-- Set exercise --
For the entries below, how many lines include the word "that"? Give the figure and nothing more.

-- Excerpted records --

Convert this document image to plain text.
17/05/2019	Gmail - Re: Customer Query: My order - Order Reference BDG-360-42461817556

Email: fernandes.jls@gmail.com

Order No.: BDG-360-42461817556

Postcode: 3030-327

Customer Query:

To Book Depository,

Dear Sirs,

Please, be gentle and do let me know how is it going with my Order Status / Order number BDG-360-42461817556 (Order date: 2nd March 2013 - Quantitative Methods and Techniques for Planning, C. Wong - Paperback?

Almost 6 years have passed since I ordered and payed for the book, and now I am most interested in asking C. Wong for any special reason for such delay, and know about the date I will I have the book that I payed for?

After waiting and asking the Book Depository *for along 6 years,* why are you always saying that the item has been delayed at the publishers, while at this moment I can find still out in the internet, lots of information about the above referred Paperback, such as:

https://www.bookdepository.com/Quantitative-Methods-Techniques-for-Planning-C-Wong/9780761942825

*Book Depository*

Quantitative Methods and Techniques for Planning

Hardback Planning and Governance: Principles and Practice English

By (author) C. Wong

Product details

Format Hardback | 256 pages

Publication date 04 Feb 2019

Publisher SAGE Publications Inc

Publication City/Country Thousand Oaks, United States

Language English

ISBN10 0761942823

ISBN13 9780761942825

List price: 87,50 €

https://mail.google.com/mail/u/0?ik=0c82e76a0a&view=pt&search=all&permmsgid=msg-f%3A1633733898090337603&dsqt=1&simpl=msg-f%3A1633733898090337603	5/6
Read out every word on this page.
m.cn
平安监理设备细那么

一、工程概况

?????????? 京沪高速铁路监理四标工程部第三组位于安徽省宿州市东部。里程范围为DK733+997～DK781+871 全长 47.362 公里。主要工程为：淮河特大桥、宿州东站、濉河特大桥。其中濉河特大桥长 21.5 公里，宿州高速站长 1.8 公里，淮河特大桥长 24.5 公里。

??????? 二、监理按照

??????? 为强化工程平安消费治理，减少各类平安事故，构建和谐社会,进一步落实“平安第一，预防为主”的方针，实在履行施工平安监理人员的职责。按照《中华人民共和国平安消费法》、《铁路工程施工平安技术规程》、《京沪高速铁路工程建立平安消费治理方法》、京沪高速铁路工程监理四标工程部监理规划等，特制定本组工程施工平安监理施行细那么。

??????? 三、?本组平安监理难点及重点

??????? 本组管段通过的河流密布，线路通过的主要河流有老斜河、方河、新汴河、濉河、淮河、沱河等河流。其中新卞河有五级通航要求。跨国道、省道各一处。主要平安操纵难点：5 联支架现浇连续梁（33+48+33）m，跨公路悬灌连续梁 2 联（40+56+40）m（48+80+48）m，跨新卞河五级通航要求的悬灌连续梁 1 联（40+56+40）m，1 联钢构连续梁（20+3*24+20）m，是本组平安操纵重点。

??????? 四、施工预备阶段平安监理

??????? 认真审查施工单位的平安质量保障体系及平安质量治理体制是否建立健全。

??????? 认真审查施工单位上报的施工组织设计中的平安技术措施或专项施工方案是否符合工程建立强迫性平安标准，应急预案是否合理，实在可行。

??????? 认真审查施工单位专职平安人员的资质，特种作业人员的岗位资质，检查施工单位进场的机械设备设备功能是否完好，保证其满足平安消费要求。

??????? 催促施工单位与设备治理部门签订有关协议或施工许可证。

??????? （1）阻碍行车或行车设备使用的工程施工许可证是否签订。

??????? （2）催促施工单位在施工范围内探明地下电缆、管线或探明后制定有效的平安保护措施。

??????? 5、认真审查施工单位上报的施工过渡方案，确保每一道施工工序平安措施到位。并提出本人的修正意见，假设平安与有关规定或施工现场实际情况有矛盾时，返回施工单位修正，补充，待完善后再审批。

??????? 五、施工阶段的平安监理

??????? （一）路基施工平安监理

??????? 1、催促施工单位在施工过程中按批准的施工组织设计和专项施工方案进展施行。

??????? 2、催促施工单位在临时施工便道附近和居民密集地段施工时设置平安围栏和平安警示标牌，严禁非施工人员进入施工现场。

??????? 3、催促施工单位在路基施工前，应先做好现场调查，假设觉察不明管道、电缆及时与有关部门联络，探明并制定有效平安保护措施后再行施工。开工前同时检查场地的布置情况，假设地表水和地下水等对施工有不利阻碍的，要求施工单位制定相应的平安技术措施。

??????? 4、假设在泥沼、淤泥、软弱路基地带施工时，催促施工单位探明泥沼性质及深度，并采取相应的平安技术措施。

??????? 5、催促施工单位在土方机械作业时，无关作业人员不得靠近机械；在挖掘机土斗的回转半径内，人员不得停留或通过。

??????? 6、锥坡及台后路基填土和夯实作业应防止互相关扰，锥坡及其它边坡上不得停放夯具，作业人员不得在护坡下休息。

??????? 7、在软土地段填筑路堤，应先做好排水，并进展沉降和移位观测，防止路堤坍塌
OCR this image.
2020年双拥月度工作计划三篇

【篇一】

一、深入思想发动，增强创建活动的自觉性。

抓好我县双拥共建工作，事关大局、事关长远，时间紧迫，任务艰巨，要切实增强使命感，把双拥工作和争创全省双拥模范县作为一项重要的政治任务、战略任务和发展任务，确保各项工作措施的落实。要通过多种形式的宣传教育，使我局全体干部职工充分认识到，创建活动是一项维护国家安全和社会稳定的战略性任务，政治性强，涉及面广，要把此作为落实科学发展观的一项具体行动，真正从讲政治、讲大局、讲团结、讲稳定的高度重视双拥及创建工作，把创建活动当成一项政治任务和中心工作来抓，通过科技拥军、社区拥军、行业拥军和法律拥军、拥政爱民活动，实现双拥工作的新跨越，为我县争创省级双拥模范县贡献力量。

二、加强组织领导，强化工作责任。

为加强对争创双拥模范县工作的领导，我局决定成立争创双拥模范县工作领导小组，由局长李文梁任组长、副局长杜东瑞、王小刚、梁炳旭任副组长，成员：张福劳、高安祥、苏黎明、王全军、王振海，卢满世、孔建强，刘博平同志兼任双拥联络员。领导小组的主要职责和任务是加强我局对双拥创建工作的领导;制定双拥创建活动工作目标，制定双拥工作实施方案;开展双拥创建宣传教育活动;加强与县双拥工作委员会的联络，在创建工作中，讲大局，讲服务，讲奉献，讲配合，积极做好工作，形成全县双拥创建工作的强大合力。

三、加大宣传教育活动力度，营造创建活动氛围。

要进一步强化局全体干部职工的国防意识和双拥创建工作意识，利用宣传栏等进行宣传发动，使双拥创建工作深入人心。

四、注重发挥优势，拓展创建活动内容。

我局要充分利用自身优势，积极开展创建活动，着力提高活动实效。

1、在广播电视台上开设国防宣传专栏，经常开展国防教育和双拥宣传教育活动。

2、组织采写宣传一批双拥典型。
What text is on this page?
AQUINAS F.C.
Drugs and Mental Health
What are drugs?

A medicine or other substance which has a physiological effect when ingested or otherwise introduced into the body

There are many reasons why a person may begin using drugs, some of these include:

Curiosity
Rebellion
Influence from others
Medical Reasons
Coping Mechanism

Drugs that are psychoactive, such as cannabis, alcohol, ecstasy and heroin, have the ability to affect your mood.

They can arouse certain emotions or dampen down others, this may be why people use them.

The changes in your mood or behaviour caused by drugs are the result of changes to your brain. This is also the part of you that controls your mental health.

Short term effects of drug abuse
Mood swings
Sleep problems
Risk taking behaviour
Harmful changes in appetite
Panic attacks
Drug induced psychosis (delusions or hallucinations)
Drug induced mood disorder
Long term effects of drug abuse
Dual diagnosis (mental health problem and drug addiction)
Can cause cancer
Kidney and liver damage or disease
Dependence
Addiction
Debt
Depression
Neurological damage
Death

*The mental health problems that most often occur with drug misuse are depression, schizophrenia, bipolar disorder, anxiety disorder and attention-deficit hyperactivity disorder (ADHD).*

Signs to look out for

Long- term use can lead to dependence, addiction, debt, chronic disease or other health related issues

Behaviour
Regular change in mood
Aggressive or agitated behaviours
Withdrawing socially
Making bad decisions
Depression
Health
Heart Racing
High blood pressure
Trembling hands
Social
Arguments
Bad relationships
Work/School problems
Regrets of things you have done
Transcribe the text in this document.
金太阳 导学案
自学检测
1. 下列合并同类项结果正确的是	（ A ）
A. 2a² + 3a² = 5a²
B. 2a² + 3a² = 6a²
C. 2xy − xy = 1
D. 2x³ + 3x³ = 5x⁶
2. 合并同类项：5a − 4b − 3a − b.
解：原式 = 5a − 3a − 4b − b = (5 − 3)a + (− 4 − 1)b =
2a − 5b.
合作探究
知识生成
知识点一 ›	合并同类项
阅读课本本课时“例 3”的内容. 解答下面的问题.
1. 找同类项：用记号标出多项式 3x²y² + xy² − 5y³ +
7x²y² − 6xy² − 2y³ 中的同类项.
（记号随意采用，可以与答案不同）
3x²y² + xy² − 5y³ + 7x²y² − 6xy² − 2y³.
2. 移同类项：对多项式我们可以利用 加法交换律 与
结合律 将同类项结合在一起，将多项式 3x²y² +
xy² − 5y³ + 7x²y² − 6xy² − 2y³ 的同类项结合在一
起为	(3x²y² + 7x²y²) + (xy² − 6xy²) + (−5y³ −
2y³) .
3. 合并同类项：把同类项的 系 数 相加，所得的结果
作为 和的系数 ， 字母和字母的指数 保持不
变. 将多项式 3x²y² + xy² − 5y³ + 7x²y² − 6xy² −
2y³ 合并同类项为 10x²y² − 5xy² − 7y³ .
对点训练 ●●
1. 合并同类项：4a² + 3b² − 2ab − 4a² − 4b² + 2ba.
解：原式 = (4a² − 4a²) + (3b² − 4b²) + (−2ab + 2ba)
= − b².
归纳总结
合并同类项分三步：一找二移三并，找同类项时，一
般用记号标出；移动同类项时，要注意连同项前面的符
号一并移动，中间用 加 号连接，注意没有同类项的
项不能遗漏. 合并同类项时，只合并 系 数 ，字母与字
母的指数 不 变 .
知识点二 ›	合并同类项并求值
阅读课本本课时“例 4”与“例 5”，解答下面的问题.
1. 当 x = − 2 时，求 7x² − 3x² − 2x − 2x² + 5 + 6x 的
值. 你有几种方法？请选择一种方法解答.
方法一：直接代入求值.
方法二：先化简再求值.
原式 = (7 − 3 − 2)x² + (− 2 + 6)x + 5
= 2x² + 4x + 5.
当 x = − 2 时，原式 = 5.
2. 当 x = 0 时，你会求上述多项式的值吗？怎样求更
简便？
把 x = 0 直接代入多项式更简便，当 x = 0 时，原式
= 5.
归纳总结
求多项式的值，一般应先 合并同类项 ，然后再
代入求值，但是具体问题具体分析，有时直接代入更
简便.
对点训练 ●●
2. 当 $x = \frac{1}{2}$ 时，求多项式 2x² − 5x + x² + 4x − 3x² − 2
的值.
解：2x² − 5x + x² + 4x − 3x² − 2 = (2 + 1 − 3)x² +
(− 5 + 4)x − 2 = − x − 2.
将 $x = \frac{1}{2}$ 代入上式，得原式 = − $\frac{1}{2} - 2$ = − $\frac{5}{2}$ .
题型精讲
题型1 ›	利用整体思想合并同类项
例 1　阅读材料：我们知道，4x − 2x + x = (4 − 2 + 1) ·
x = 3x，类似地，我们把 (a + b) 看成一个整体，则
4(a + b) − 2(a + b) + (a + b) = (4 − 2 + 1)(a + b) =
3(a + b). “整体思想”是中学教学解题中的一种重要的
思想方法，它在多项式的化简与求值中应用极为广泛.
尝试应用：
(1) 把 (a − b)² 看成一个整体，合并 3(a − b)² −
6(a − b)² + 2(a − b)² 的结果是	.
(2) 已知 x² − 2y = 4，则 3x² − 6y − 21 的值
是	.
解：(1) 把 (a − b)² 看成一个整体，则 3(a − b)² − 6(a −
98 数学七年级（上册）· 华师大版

-- Solution below --
5